** begin Data **
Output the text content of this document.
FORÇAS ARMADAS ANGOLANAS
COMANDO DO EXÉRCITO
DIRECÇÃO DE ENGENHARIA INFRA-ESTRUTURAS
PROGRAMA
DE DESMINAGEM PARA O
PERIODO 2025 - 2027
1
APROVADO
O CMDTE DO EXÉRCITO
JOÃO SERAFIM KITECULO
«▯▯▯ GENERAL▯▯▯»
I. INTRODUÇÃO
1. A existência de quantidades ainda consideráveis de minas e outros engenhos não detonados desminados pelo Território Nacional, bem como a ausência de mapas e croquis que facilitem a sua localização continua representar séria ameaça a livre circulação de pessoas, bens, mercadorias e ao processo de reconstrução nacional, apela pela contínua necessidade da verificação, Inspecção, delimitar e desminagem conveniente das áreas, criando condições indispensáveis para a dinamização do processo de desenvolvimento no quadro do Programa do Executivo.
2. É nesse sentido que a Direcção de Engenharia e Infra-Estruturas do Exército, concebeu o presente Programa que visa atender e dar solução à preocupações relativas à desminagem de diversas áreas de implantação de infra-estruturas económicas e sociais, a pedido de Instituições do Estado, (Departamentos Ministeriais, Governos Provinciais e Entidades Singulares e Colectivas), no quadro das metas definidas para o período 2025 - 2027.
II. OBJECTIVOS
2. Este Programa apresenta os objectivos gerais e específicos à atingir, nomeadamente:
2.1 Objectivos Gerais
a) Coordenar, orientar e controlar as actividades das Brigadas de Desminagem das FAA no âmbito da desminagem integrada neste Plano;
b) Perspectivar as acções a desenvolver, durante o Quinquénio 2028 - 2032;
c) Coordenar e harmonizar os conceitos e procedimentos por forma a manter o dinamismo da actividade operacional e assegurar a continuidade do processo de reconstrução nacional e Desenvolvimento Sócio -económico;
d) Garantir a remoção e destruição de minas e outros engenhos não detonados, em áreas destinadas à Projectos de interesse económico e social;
** end Data **
> [Requirement]: Quote all the records. Keep every word exact.

> [Solution to this exercise]:
Output the text content of this document.
FORÇAS ARMADAS ANGOLANAS
COMANDO DO EXÉRCITO
DIRECÇÃO DE ENGENHARIA INFRA-ESTRUTURAS
PROGRAMA
DE DESMINAGEM PARA O
PERIODO 2025 - 2027
1
APROVADO
O CMDTE DO EXÉRCITO
JOÃO SERAFIM KITECULO
«▯▯▯ GENERAL▯▯▯»
I. INTRODUÇÃO
1. A existência de quantidades ainda consideráveis de minas e outros engenhos não detonados desminados pelo Território Nacional, bem como a ausência de mapas e croquis que facilitem a sua localização continua representar séria ameaça a livre circulação de pessoas, bens, mercadorias e ao processo de reconstrução nacional, apela pela contínua necessidade da verificação, Inspecção, delimitar e desminagem conveniente das áreas, criando condições indispensáveis para a dinamização do processo de desenvolvimento no quadro do Programa do Executivo.
2. É nesse sentido que a Direcção de Engenharia e Infra-Estruturas do Exército, concebeu o presente Programa que visa atender e dar solução à preocupações relativas à desminagem de diversas áreas de implantação de infra-estruturas económicas e sociais, a pedido de Instituições do Estado, (Departamentos Ministeriais, Governos Provinciais e Entidades Singulares e Colectivas), no quadro das metas definidas para o período 2025 - 2027.
II. OBJECTIVOS
2. Este Programa apresenta os objectivos gerais e específicos à atingir, nomeadamente:
2.1 Objectivos Gerais
a) Coordenar, orientar e controlar as actividades das Brigadas de Desminagem das FAA no âmbito da desminagem integrada neste Plano;
b) Perspectivar as acções a desenvolver, durante o Quinquénio 2028 - 2032;
c) Coordenar e harmonizar os conceitos e procedimentos por forma a manter o dinamismo da actividade operacional e assegurar a continuidade do processo de reconstrução nacional e Desenvolvimento Sócio -económico;
d) Garantir a remoção e destruição de minas e outros engenhos não detonados, em áreas destinadas à Projectos de interesse económico e social;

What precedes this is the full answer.